Stress mentale e conseguenza per la salute del fisico

Lavoro, impellenze quotidiane, orari e scadenze da rispettare, pressioni da parte dei capi, concorrono ad aumentare lo stress mentale con tutta una serie di conseguenze negative per la salute del nostro organismo. Lo stress è in grado di agire negativamente sul nostro corpo, una correlazione che può influenzare il sistema nervoso, le vie respiratorie ma anche vista, pelle, capelli, l’apparato cardio-vascolare e quello muscolo-scheletrico, l’apparato gastrointestinale e quello uro-genitale.

[Voci ricavate da un insieme di dati]
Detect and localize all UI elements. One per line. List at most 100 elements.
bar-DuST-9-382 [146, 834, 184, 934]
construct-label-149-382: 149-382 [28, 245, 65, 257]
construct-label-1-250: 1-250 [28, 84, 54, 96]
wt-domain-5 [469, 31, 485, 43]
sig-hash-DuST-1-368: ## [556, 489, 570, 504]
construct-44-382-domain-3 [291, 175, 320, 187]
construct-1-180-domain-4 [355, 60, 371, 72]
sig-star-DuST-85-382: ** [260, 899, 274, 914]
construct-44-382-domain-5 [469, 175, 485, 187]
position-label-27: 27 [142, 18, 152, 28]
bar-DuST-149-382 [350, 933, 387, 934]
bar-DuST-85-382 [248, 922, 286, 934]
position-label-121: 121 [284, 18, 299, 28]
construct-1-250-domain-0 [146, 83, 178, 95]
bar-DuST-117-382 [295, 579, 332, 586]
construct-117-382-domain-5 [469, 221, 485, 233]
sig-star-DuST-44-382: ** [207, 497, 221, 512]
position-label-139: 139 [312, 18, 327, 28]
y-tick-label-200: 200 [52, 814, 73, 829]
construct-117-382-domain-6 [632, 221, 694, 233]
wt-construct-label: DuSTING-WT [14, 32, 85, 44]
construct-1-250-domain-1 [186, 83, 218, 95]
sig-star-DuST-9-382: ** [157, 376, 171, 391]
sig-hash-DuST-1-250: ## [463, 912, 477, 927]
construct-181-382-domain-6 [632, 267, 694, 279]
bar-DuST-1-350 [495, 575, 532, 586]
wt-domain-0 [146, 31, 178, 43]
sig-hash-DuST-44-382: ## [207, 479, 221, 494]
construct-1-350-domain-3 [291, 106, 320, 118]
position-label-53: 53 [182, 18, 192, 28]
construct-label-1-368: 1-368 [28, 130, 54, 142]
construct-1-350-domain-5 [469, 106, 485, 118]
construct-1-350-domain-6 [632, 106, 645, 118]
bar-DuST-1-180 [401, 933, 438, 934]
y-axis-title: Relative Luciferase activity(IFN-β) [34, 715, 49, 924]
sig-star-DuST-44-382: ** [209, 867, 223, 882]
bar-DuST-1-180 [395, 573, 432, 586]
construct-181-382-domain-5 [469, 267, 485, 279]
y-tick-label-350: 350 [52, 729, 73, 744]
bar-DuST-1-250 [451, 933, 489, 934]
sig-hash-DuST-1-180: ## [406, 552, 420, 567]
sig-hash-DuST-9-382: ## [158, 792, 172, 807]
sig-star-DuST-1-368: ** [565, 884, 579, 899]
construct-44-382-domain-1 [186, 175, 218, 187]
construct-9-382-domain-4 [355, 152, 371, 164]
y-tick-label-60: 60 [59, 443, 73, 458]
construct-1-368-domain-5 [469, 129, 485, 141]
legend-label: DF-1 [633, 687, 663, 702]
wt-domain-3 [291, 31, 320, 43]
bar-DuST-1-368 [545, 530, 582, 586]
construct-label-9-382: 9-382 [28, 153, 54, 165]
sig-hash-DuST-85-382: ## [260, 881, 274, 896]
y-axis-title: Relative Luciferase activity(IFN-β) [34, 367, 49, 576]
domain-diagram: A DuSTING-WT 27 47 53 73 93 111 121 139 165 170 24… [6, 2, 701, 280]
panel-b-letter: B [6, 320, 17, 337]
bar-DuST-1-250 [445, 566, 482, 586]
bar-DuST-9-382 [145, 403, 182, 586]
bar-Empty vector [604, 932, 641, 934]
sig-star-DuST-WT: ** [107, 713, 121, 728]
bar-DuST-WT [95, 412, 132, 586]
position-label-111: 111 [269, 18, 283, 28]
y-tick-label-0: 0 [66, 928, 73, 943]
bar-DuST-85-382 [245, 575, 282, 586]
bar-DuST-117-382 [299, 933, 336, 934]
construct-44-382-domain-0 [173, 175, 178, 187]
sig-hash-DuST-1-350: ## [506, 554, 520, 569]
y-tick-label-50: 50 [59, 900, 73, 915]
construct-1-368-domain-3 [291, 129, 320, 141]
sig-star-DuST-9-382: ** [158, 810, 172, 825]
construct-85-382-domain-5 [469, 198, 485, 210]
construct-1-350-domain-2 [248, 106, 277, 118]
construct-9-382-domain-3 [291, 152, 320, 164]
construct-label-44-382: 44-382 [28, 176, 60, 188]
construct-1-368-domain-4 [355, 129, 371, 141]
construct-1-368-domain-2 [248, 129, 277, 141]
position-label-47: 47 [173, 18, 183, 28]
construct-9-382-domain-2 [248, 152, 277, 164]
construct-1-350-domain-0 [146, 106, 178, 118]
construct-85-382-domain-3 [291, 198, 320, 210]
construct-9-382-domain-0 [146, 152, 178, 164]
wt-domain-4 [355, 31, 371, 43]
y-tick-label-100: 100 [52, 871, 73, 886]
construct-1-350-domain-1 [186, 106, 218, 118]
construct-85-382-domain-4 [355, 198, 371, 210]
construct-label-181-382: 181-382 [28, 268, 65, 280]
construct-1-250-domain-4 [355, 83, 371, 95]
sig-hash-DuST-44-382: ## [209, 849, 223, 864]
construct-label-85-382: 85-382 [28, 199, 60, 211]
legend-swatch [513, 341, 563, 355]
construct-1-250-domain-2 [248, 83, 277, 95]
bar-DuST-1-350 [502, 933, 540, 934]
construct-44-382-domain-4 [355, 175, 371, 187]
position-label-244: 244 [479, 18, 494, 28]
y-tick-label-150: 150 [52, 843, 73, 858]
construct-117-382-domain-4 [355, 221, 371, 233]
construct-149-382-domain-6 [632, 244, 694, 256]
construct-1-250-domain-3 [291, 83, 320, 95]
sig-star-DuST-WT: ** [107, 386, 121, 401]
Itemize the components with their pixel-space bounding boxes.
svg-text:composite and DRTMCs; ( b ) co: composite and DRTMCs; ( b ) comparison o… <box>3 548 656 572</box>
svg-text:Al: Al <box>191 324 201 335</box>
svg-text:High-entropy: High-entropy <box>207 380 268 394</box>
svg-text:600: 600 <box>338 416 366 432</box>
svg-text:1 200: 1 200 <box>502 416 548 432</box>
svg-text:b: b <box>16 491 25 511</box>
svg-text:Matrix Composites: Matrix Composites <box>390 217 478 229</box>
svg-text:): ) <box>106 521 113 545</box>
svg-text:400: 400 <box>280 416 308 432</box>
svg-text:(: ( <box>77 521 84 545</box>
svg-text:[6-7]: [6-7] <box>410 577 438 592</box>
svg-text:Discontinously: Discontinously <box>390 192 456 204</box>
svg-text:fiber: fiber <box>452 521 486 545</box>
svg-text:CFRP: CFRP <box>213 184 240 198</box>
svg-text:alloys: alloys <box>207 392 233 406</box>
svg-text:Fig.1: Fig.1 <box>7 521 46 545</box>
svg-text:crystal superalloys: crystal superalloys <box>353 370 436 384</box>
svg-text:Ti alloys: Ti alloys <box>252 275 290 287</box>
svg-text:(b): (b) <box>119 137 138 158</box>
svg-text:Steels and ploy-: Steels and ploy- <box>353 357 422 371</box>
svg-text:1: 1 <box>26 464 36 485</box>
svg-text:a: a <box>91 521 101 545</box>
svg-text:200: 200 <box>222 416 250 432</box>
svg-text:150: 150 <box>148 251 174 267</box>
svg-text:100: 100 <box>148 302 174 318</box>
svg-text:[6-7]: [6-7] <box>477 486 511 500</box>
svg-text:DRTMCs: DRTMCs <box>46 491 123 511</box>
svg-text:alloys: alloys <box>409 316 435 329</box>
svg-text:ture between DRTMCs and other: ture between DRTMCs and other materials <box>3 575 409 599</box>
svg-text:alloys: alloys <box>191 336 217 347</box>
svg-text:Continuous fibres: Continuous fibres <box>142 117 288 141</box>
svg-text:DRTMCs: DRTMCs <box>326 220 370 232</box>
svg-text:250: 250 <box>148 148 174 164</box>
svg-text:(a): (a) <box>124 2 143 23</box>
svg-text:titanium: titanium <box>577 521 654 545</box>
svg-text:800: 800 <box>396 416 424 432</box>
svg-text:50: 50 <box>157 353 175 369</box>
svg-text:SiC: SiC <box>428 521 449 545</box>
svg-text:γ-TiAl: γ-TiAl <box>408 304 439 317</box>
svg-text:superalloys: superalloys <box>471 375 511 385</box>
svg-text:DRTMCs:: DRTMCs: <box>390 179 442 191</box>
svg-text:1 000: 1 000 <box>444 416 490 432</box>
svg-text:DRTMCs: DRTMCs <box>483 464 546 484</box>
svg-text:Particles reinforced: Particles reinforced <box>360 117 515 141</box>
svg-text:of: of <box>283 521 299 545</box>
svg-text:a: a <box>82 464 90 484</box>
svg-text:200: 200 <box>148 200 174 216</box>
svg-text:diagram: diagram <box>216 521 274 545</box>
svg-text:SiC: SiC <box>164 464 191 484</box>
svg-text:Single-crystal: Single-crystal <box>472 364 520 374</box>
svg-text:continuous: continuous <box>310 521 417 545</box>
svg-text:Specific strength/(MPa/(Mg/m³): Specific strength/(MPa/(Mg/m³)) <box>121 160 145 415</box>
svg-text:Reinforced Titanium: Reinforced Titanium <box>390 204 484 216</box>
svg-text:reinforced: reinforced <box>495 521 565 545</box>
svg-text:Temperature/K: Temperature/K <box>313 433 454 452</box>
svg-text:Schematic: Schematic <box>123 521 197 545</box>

> _Consegne dell'esercizio_:
(a) Secondo il testo sullo stress mentale, quali fattori concorrono ad aumentare lo stress?
(b) Copia dal testo sullo stress mentale il tratto che va da "Stress mentale e" fino a "e quello uro-genitale.".

> _Risultati dell'esercizio_:
(a) Lavoro, impellenze quotidiane, orari e scadenze da rispettare, pressioni da parte dei capi.

(b)
Stress mentale e conseguenza per la salute del fisico

Lavoro, impellenze quotidiane, orari e scadenze da rispettare, pressioni da parte dei capi, concorrono ad aumentare lo stress mentale con tutta una serie di conseguenze negative per la salute del nostro organismo. Lo stress è in grado di agire negativamente sul nostro corpo, una correlazione che può influenzare il sistema nervoso, le vie respiratorie ma anche vista, pelle, capelli, l’apparato cardio-vascolare e quello muscolo-scheletrico, l’apparato gastrointestinale e quello uro-genitale.